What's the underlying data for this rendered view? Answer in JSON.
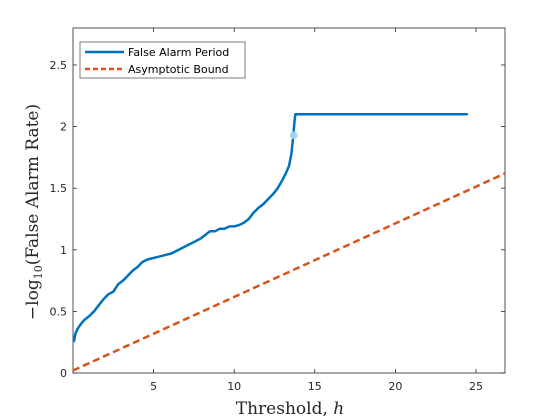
{
  "chart_data": {
    "type": "line",
    "title": "",
    "xlabel": "Threshold, ",
    "xlabel_var": "h",
    "ylabel_prefix": "−log",
    "ylabel_sub": "10",
    "ylabel_rest": "(False Alarm Rate)",
    "xlim": [
      0,
      26.8
    ],
    "ylim": [
      0,
      2.8
    ],
    "xticks": [
      5,
      10,
      15,
      20,
      25
    ],
    "yticks": [
      0,
      0.5,
      1,
      1.5,
      2,
      2.5
    ],
    "xtick_labels": [
      "5",
      "10",
      "15",
      "20",
      "25"
    ],
    "ytick_labels": [
      "0",
      "0.5",
      "1",
      "1.5",
      "2",
      "2.5"
    ],
    "legend_position": "top-left",
    "series": [
      {
        "name": "False Alarm Period",
        "color": "#0072BD",
        "style": "solid",
        "x": [
          0.05,
          0.15,
          0.3,
          0.5,
          0.7,
          1.0,
          1.3,
          1.6,
          1.9,
          2.2,
          2.5,
          2.8,
          3.1,
          3.4,
          3.7,
          4.0,
          4.3,
          4.6,
          4.9,
          5.2,
          5.5,
          5.8,
          6.1,
          6.4,
          6.7,
          7.0,
          7.3,
          7.6,
          7.9,
          8.2,
          8.5,
          8.8,
          9.1,
          9.4,
          9.7,
          10.0,
          10.3,
          10.6,
          10.9,
          11.2,
          11.5,
          11.8,
          12.1,
          12.4,
          12.7,
          13.0,
          13.2,
          13.4,
          13.55,
          13.65,
          13.75,
          13.8,
          14.0,
          15.0,
          17.0,
          20.0,
          22.0,
          24.0,
          24.5
        ],
        "y": [
          0.25,
          0.32,
          0.36,
          0.4,
          0.43,
          0.46,
          0.5,
          0.55,
          0.6,
          0.64,
          0.66,
          0.72,
          0.75,
          0.79,
          0.83,
          0.86,
          0.9,
          0.92,
          0.93,
          0.94,
          0.95,
          0.96,
          0.97,
          0.99,
          1.01,
          1.03,
          1.05,
          1.07,
          1.09,
          1.12,
          1.15,
          1.15,
          1.17,
          1.17,
          1.19,
          1.19,
          1.2,
          1.22,
          1.25,
          1.3,
          1.34,
          1.37,
          1.41,
          1.45,
          1.5,
          1.57,
          1.62,
          1.68,
          1.78,
          1.9,
          2.05,
          2.1,
          2.1,
          2.1,
          2.1,
          2.1,
          2.1,
          2.1,
          2.1
        ]
      },
      {
        "name": "Asymptotic Bound",
        "color": "#D95319",
        "style": "dashed",
        "x": [
          0,
          26.8
        ],
        "y": [
          0.02,
          1.62
        ]
      }
    ],
    "annotations": [
      {
        "type": "marker",
        "x": 13.7,
        "y": 1.93,
        "color": "#A7D3F2"
      }
    ]
  }
}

## Exercise instructions
Write out the full listing verbatim, excluding its pictures.

## Answer for the task
What's the underlying data for this rendered view? Answer in JSON.
{
  "chart_data": {
    "type": "line",
    "title": "",
    "xlabel": "Threshold, ",
    "xlabel_var": "h",
    "ylabel_prefix": "−log",
    "ylabel_sub": "10",
    "ylabel_rest": "(False Alarm Rate)",
    "xlim": [
      0,
      26.8
    ],
    "ylim": [
      0,
      2.8
    ],
    "xticks": [
      5,
      10,
      15,
      20,
      25
    ],
    "yticks": [
      0,
      0.5,
      1,
      1.5,
      2,
      2.5
    ],
    "xtick_labels": [
      "5",
      "10",
      "15",
      "20",
      "25"
    ],
    "ytick_labels": [
      "0",
      "0.5",
      "1",
      "1.5",
      "2",
      "2.5"
    ],
    "legend_position": "top-left",
    "series": [
      {
        "name": "False Alarm Period",
        "color": "#0072BD",
        "style": "solid",
        "x": [
          0.05,
          0.15,
          0.3,
          0.5,
          0.7,
          1.0,
          1.3,
          1.6,
          1.9,
          2.2,
          2.5,
          2.8,
          3.1,
          3.4,
          3.7,
          4.0,
          4.3,
          4.6,
          4.9,
          5.2,
          5.5,
          5.8,
          6.1,
          6.4,
          6.7,
          7.0,
          7.3,
          7.6,
          7.9,
          8.2,
          8.5,
          8.8,
          9.1,
          9.4,
          9.7,
          10.0,
          10.3,
          10.6,
          10.9,
          11.2,
          11.5,
          11.8,
          12.1,
          12.4,
          12.7,
          13.0,
          13.2,
          13.4,
          13.55,
          13.65,
          13.75,
          13.8,
          14.0,
          15.0,
          17.0,
          20.0,
          22.0,
          24.0,
          24.5
        ],
        "y": [
          0.25,
          0.32,
          0.36,
          0.4,
          0.43,
          0.46,
          0.5,
          0.55,
          0.6,
          0.64,
          0.66,
          0.72,
          0.75,
          0.79,
          0.83,
          0.86,
          0.9,
          0.92,
          0.93,
          0.94,
          0.95,
          0.96,
          0.97,
          0.99,
          1.01,
          1.03,
          1.05,
          1.07,
          1.09,
          1.12,
          1.15,
          1.15,
          1.17,
          1.17,
          1.19,
          1.19,
          1.2,
          1.22,
          1.25,
          1.3,
          1.34,
          1.37,
          1.41,
          1.45,
          1.5,
          1.57,
          1.62,
          1.68,
          1.78,
          1.9,
          2.05,
          2.1,
          2.1,
          2.1,
          2.1,
          2.1,
          2.1,
          2.1,
          2.1
        ]
      },
      {
        "name": "Asymptotic Bound",
        "color": "#D95319",
        "style": "dashed",
        "x": [
          0,
          26.8
        ],
        "y": [
          0.02,
          1.62
        ]
      }
    ],
    "annotations": [
      {
        "type": "marker",
        "x": 13.7,
        "y": 1.93,
        "color": "#A7D3F2"
      }
    ]
  }
}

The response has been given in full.